TASK GOAL
Identify all lines below that hold "drag" and collect them.

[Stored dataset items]
◆ ◆ ◆ ◆ ◆

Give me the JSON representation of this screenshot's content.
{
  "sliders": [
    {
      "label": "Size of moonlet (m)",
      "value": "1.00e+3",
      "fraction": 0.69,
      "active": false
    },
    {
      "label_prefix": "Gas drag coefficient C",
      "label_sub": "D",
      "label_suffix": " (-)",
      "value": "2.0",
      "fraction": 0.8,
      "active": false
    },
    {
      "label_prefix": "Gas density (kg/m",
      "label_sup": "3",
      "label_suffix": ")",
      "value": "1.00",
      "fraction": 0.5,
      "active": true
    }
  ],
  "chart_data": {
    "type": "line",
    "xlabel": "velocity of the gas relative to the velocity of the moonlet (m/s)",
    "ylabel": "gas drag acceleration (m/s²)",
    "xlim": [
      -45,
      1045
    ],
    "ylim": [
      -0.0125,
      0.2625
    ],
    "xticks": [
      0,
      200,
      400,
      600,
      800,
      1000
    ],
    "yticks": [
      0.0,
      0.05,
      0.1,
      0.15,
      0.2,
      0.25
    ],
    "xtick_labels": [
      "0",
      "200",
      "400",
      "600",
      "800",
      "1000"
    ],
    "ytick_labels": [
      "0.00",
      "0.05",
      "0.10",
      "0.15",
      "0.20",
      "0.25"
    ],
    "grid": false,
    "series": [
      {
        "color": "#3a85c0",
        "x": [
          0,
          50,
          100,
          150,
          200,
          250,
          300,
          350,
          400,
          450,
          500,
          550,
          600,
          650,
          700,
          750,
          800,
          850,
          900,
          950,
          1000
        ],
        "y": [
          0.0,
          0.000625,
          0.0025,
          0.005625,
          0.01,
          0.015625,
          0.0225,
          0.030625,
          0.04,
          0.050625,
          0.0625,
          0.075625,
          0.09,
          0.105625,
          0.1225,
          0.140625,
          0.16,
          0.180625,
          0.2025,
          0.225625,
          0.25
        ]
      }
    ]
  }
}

◆ ◆ ◆ ◆ ◆

WRITTEN ANSWER
      "label_prefix": "Gas drag coefficient C",
    "ylabel": "gas drag acceleration (m/s²)",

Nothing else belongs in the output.